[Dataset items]
==*==

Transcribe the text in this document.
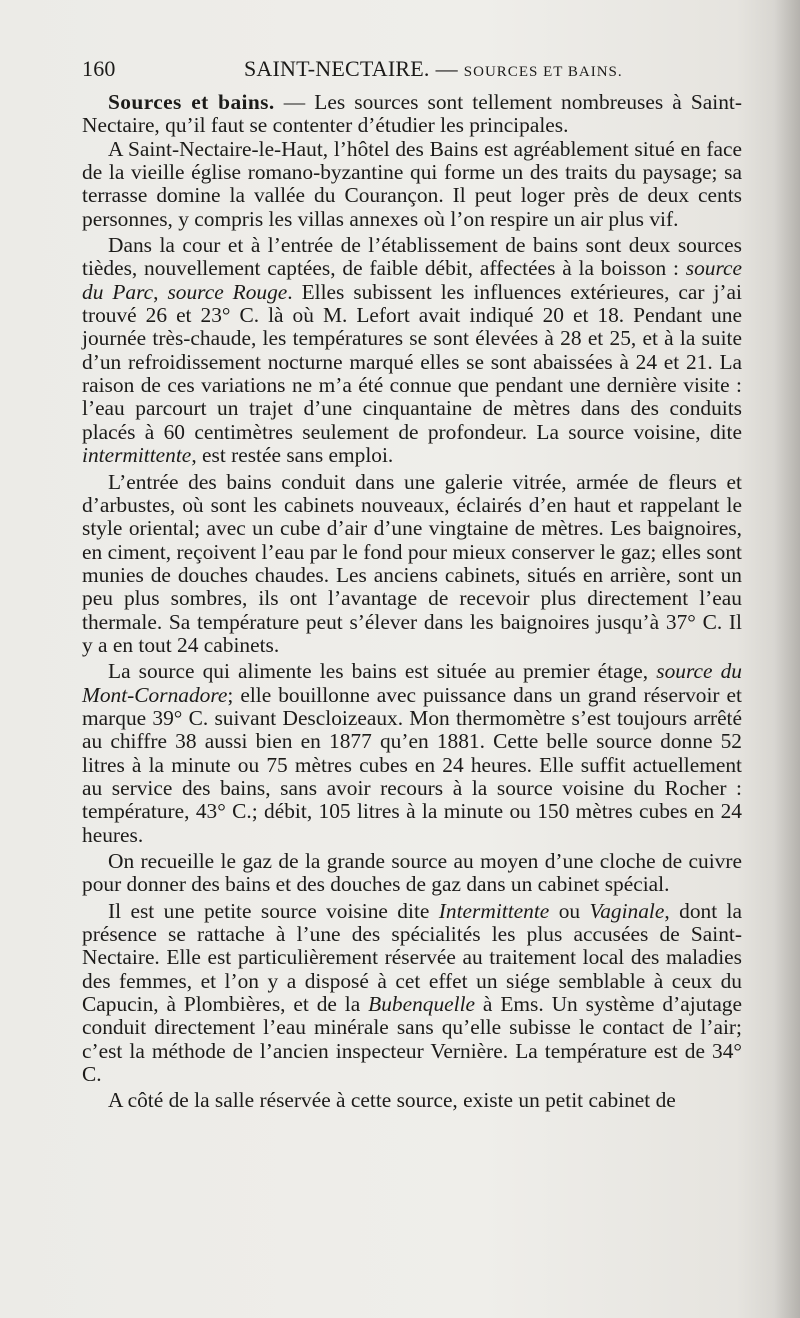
160	SAINT-NECTAIRE. — SOURCES ET BAINS.

Sources et bains. — Les sources sont tellement nombreuses à Saint-Nectaire, qu’il faut se contenter d’étudier les principales.

A Saint-Nectaire-le-Haut, l’hôtel des Bains est agréablement situé en face de la vieille église romano-byzantine qui forme un des traits du paysage; sa terrasse domine la vallée du Courançon. Il peut loger près de deux cents personnes, y compris les villas annexes où l’on respire un air plus vif.

Dans la cour et à l’entrée de l’établissement de bains sont deux sources tièdes, nouvellement captées, de faible débit, affectées à la boisson : source du Parc, source Rouge. Elles subissent les influences extérieures, car j’ai trouvé 26 et 23° C. là où M. Lefort avait indiqué 20 et 18. Pendant une journée très-chaude, les températures se sont élevées à 28 et 25, et à la suite d’un refroidissement nocturne marqué elles se sont abaissées à 24 et 21. La raison de ces variations ne m’a été connue que pendant une dernière visite : l’eau parcourt un trajet d’une cinquantaine de mètres dans des conduits placés à 60 centimètres seulement de profondeur. La source voisine, dite intermittente, est restée sans emploi.

L’entrée des bains conduit dans une galerie vitrée, armée de fleurs et d’arbustes, où sont les cabinets nouveaux, éclairés d’en haut et rappelant le style oriental; avec un cube d’air d’une vingtaine de mètres. Les baignoires, en ciment, reçoivent l’eau par le fond pour mieux conserver le gaz; elles sont munies de douches chaudes. Les anciens cabinets, situés en arrière, sont un peu plus sombres, ils ont l’avantage de recevoir plus directement l’eau thermale. Sa température peut s’élever dans les baignoires jusqu’à 37° C. Il y a en tout 24 cabinets.

La source qui alimente les bains est située au premier étage, source du Mont-Cornadore; elle bouillonne avec puissance dans un grand réservoir et marque 39° C. suivant Descloizeaux. Mon thermomètre s’est toujours arrêté au chiffre 38 aussi bien en 1877 qu’en 1881. Cette belle source donne 52 litres à la minute ou 75 mètres cubes en 24 heures. Elle suffit actuellement au service des bains, sans avoir recours à la source voisine du Rocher : température, 43° C.; débit, 105 litres à la minute ou 150 mètres cubes en 24 heures.

On recueille le gaz de la grande source au moyen d’une cloche de cuivre pour donner des bains et des douches de gaz dans un cabinet spécial.

Il est une petite source voisine dite Intermittente ou Vaginale, dont la présence se rattache à l’une des spécialités les plus accusées de Saint-Nectaire. Elle est particulièrement réservée au traitement local des maladies des femmes, et l’on y a disposé à cet effet un siége semblable à ceux du Capucin, à Plombières, et de la Bubenquelle à Ems. Un système d’ajutage conduit directement l’eau minérale sans qu’elle subisse le contact de l’air; c’est la méthode de l’ancien inspecteur Vernière. La température est de 34° C.

A côté de la salle réservée à cette source, existe un petit cabinet de
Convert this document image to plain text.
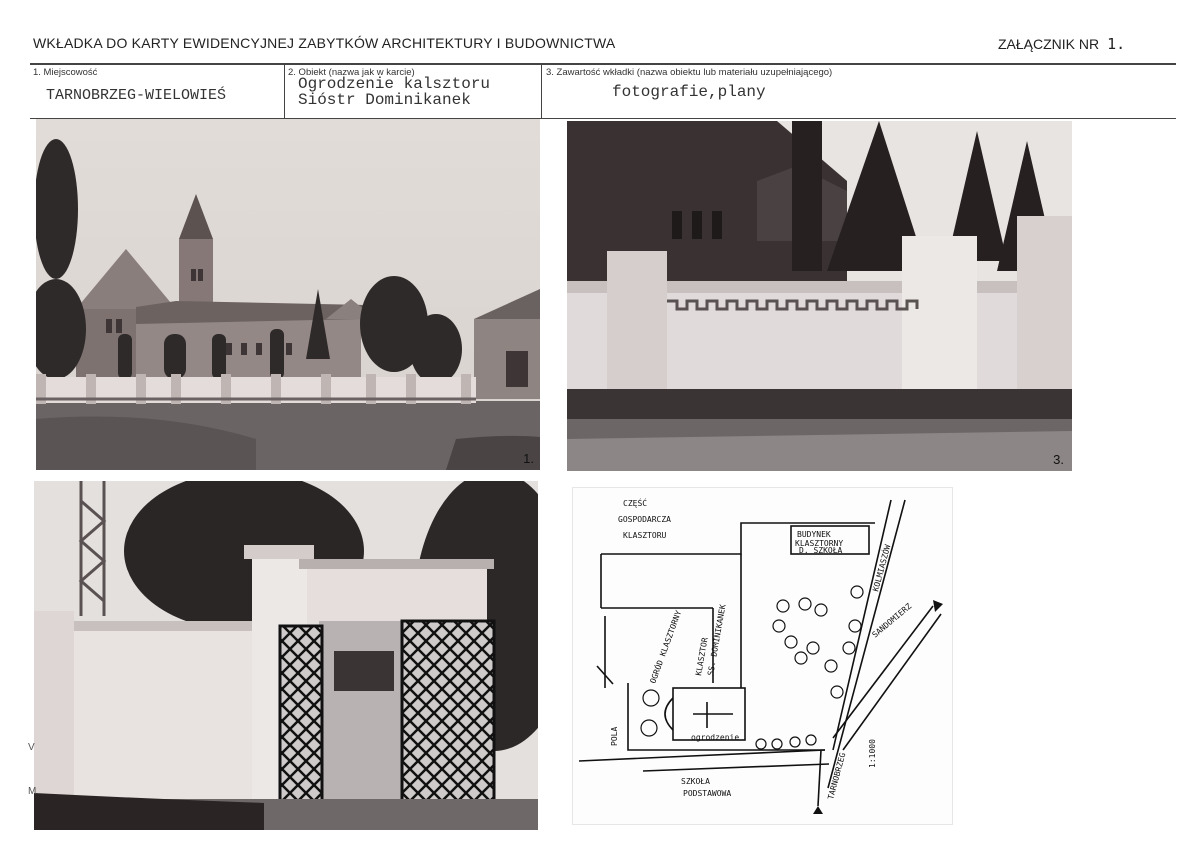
WKŁADKA DO KARTY EWIDENCYJNEJ ZABYTKÓW ARCHITEKTURY I BUDOWNICTWA	ZAŁĄCZNIK NR 1.
1. Miejscowość
TARNOBRZEG-WIELOWIEŚ
2. Obiekt (nazwa jak w karcie)
Ogrodzenie kalsztoru
Sióstr Dominikanek
3. Zawartość wkładki (nazwa obiektu lub materiału uzupełniającego)
fotografie,plany
1.	3.
CZĘŚĆ
GOSPODARCZA
KLASZTORU	BUDYNEK
KLASZTORNY
D. SZKOŁA
OGRÓD KLASZTORNY KLASZTOR
SS. DOMINIKANEK
KOLMIASZÓW
SANDOMIERZ
TARNOBRZEG
POLA
SZKOŁA
PODSTAWOWA
ogrodzenie
1:1000
V
M
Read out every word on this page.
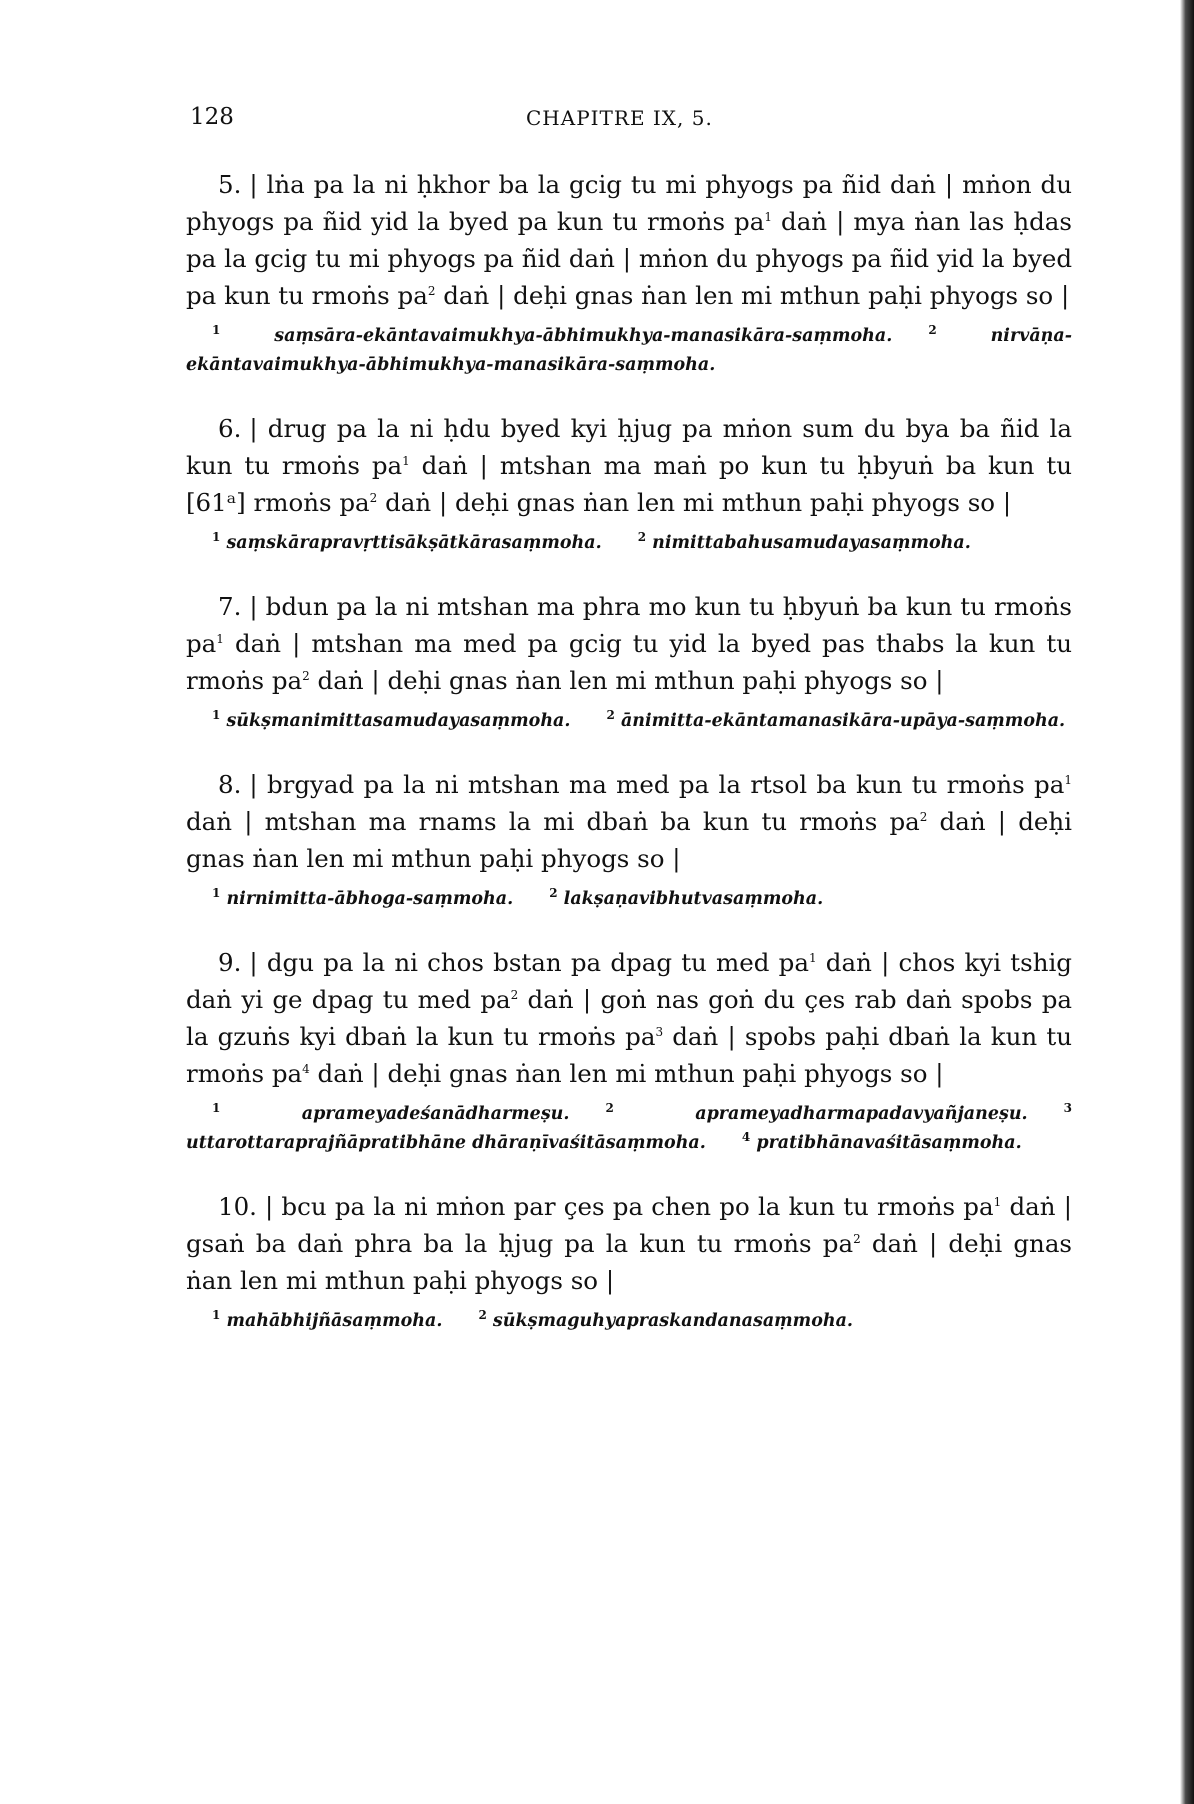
128	CHAPITRE IX, 5.

5. | lṅa pa la ni ḥkhor ba la gcig tu mi phyogs pa ñid daṅ | mṅon du phyogs pa ñid yid la byed pa kun tu rmoṅs $pa^1$ daṅ | mya ṅan las ḥdas pa la gcig tu mi phyogs pa ñid daṅ | mṅon du phyogs pa ñid yid la byed pa kun tu rmoṅs $pa^2$ daṅ | deḥi gnas ṅan len mi mthun paḥi phyogs so |

$^1$	saṃsāra-ekāntavaimukhya-ābhimukhya-manasikāra-saṃmoha.	$^2$	nirvāṇa-ekāntavaimukhya-ābhimukhya-manasikāra-saṃmoha.

6. | drug pa la ni ḥdu byed kyi ḥjug pa mṅon sum du bya ba ñid la kun tu rmoṅs $pa^1$ daṅ | mtshan ma maṅ po kun tu ḥbyuṅ ba kun tu [61ᵃ] rmoṅs $pa^2$ daṅ | deḥi gnas ṅan len mi mthun paḥi phyogs so |

$^1$ saṃskārapravṛttisākṣātkārasaṃmoha.	$^2$ nimittabahusamudayasaṃmoha.

7. | bdun pa la ni mtshan ma phra mo kun tu ḥbyuṅ ba kun tu rmoṅs $pa^1$ daṅ | mtshan ma med pa gcig tu yid la byed pas thabs la kun tu rmoṅs $pa^2$ daṅ | deḥi gnas ṅan len mi mthun paḥi phyogs so |

$^1$ sūkṣmanimittasamudayasaṃmoha.	$^2$ ānimitta-ekāntamanasikāra-upāya-saṃmoha.

8. | brgyad pa la ni mtshan ma med pa la rtsol ba kun tu rmoṅs $pa^1$ daṅ | mtshan ma rnams la mi dbaṅ ba kun tu rmoṅs $pa^2$ daṅ | deḥi gnas ṅan len mi mthun paḥi phyogs so |

$^1$ nirnimitta-ābhoga-saṃmoha.	$^2$ lakṣaṇavibhutvasaṃmoha.

9. | dgu pa la ni chos bstan pa dpag tu med $pa^1$ daṅ | chos kyi tshig daṅ yi ge dpag tu med $pa^2$ daṅ | goṅ nas goṅ du çes rab daṅ spobs pa la gzuṅs kyi dbaṅ la kun tu rmoṅs $pa^3$ daṅ | spobs paḥi dbaṅ la kun tu rmoṅs $pa^4$ daṅ | deḥi gnas ṅan len mi mthun paḥi phyogs so |

$^1$	aprameyadeśanādharmeṣu.	$^2$	aprameyadharmapadavyañjaneṣu.	$^3$ uttarottaraprajñāpratibhāne dhāraṇīvaśitāsaṃmoha.	$^4$ pratibhānavaśitāsaṃmoha.

10. | bcu pa la ni mṅon par çes pa chen po la kun tu rmoṅs $pa^1$ daṅ | gsaṅ ba daṅ phra ba la ḥjug pa la kun tu rmoṅs $pa^2$ daṅ | deḥi gnas ṅan len mi mthun paḥi phyogs so |

$^1$ mahābhijñāsaṃmoha.	$^2$ sūkṣmaguhyapraskandanasaṃmoha.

==*==

PROBLEM STATEMENT
Copy every line from the entries that contains the word "text".

RESULT BELOW
Transcribe the text in this document.
Convert this document image to plain text.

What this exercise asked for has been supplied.